## START Given entries

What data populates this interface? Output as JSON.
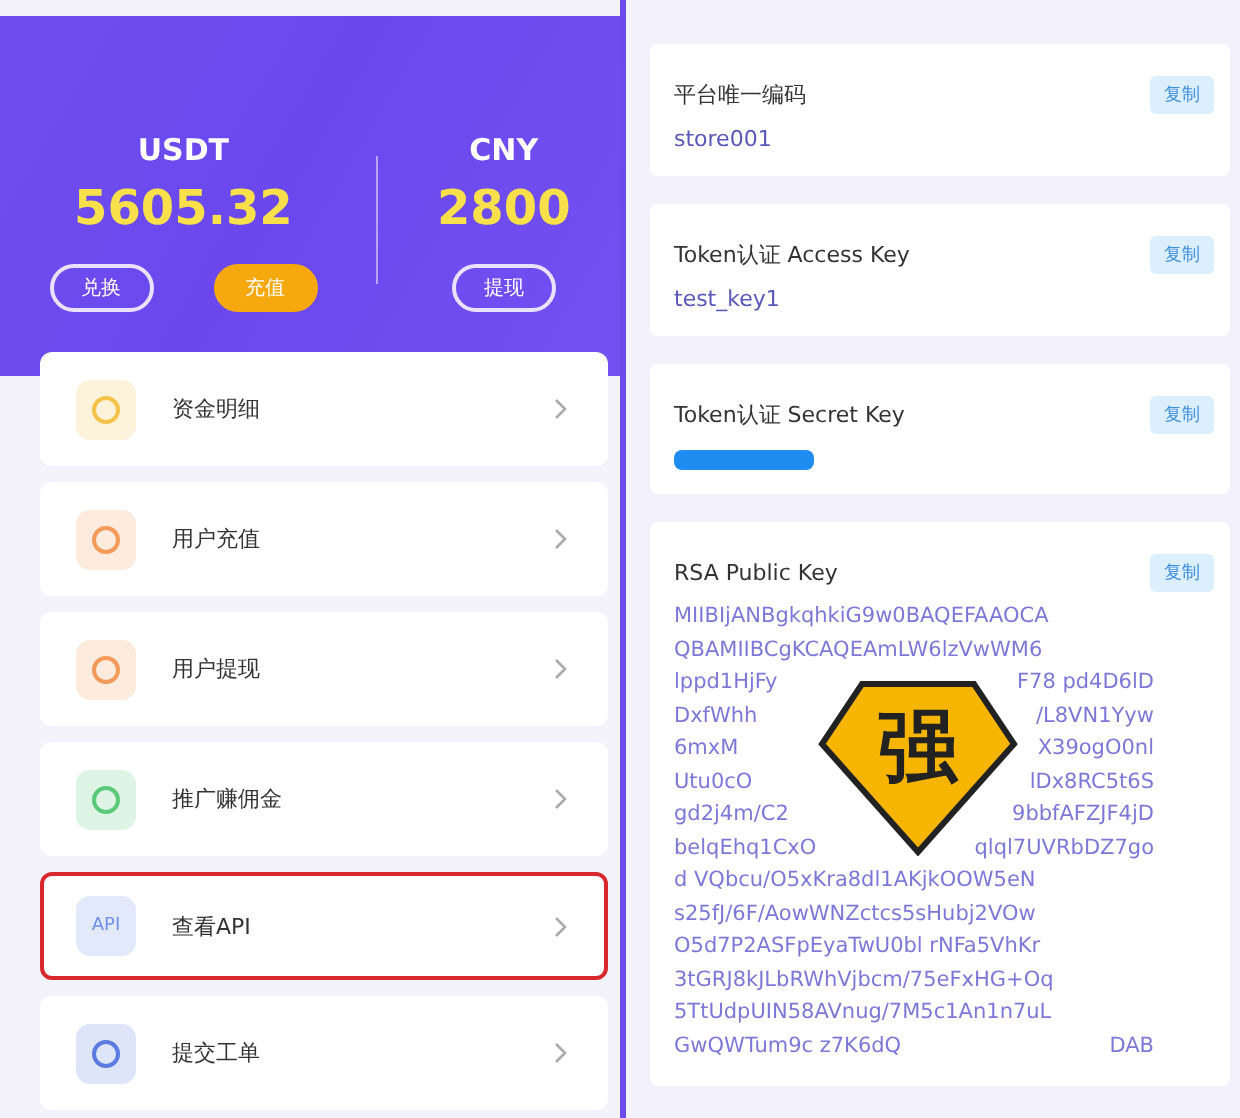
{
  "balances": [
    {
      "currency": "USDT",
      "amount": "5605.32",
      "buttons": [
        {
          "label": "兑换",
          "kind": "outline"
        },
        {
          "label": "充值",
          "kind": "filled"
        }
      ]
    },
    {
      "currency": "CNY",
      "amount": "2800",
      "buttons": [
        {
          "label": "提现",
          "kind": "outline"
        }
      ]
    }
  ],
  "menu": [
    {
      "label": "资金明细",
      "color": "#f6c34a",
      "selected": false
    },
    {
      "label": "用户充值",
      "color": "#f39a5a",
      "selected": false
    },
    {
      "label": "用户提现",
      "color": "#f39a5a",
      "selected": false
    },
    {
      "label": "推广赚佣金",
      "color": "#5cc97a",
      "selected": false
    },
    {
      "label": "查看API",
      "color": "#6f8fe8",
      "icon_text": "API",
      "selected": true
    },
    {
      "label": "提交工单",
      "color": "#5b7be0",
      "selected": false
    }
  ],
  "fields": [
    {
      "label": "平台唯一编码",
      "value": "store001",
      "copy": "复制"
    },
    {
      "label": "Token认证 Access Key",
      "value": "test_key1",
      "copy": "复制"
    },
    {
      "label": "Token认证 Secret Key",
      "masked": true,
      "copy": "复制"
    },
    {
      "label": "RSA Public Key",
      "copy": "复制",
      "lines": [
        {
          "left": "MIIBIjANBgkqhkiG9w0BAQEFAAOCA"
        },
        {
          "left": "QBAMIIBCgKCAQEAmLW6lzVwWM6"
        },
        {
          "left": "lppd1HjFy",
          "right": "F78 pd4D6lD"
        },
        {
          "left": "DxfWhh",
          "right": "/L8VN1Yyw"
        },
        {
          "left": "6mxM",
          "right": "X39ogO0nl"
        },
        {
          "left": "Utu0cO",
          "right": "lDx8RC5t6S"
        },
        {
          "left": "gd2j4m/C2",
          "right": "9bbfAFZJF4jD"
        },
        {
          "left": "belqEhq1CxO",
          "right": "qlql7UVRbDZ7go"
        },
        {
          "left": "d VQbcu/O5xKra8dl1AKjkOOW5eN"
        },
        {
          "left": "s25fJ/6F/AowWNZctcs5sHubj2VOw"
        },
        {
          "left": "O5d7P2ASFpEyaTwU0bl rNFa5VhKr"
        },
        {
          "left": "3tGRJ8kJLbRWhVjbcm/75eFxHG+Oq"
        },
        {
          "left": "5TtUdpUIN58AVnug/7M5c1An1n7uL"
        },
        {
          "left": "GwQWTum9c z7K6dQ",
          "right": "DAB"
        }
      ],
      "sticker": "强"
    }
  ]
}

## END Given entries

Retype all of the entries exactly as written, leaving out any images.

What data populates this interface? Output as JSON.
{
  "balances": [
    {
      "currency": "USDT",
      "amount": "5605.32",
      "buttons": [
        {
          "label": "兑换",
          "kind": "outline"
        },
        {
          "label": "充值",
          "kind": "filled"
        }
      ]
    },
    {
      "currency": "CNY",
      "amount": "2800",
      "buttons": [
        {
          "label": "提现",
          "kind": "outline"
        }
      ]
    }
  ],
  "menu": [
    {
      "label": "资金明细",
      "color": "#f6c34a",
      "selected": false
    },
    {
      "label": "用户充值",
      "color": "#f39a5a",
      "selected": false
    },
    {
      "label": "用户提现",
      "color": "#f39a5a",
      "selected": false
    },
    {
      "label": "推广赚佣金",
      "color": "#5cc97a",
      "selected": false
    },
    {
      "label": "查看API",
      "color": "#6f8fe8",
      "icon_text": "API",
      "selected": true
    },
    {
      "label": "提交工单",
      "color": "#5b7be0",
      "selected": false
    }
  ],
  "fields": [
    {
      "label": "平台唯一编码",
      "value": "store001",
      "copy": "复制"
    },
    {
      "label": "Token认证 Access Key",
      "value": "test_key1",
      "copy": "复制"
    },
    {
      "label": "Token认证 Secret Key",
      "masked": true,
      "copy": "复制"
    },
    {
      "label": "RSA Public Key",
      "copy": "复制",
      "lines": [
        {
          "left": "MIIBIjANBgkqhkiG9w0BAQEFAAOCA"
        },
        {
          "left": "QBAMIIBCgKCAQEAmLW6lzVwWM6"
        },
        {
          "left": "lppd1HjFy",
          "right": "F78 pd4D6lD"
        },
        {
          "left": "DxfWhh",
          "right": "/L8VN1Yyw"
        },
        {
          "left": "6mxM",
          "right": "X39ogO0nl"
        },
        {
          "left": "Utu0cO",
          "right": "lDx8RC5t6S"
        },
        {
          "left": "gd2j4m/C2",
          "right": "9bbfAFZJF4jD"
        },
        {
          "left": "belqEhq1CxO",
          "right": "qlql7UVRbDZ7go"
        },
        {
          "left": "d VQbcu/O5xKra8dl1AKjkOOW5eN"
        },
        {
          "left": "s25fJ/6F/AowWNZctcs5sHubj2VOw"
        },
        {
          "left": "O5d7P2ASFpEyaTwU0bl rNFa5VhKr"
        },
        {
          "left": "3tGRJ8kJLbRWhVjbcm/75eFxHG+Oq"
        },
        {
          "left": "5TtUdpUIN58AVnug/7M5c1An1n7uL"
        },
        {
          "left": "GwQWTum9c z7K6dQ",
          "right": "DAB"
        }
      ],
      "sticker": "强"
    }
  ]
}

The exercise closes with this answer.